The request:
From the entries below, copy every line where the string "payments" appears.

Material for this exercise:
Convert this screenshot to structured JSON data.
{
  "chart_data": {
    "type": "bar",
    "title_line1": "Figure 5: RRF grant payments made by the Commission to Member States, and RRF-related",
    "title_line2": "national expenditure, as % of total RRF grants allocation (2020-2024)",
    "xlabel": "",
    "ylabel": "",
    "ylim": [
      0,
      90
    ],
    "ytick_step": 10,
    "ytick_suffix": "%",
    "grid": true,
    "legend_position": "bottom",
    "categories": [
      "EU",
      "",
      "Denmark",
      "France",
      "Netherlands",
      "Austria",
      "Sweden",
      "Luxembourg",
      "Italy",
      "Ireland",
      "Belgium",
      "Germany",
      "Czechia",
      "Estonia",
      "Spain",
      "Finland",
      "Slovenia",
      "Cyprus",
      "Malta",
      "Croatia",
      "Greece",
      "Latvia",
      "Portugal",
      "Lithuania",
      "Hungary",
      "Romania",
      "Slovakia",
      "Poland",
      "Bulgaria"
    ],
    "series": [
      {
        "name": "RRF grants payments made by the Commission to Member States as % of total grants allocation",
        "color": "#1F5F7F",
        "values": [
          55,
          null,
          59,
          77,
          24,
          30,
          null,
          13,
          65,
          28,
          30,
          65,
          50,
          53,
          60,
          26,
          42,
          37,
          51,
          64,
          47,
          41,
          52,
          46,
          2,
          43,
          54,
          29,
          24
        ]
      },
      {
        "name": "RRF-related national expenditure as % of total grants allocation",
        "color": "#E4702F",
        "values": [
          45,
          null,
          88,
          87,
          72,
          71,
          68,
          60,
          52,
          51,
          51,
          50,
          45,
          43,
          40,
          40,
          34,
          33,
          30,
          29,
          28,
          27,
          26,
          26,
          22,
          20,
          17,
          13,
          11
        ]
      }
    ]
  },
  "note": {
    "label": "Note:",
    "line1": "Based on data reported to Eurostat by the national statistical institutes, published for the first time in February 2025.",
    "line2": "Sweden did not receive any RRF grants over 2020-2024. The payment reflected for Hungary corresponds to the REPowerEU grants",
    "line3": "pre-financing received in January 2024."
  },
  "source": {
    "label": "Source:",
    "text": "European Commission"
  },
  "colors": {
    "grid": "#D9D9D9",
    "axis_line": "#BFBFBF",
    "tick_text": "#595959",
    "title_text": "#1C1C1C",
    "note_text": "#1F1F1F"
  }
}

In response:
    "title_line1": "Figure 5: RRF grant payments made by the Commission to Member States, and RRF-related",
        "name": "RRF grants payments made by the Commission to Member States as % of total grants allocation",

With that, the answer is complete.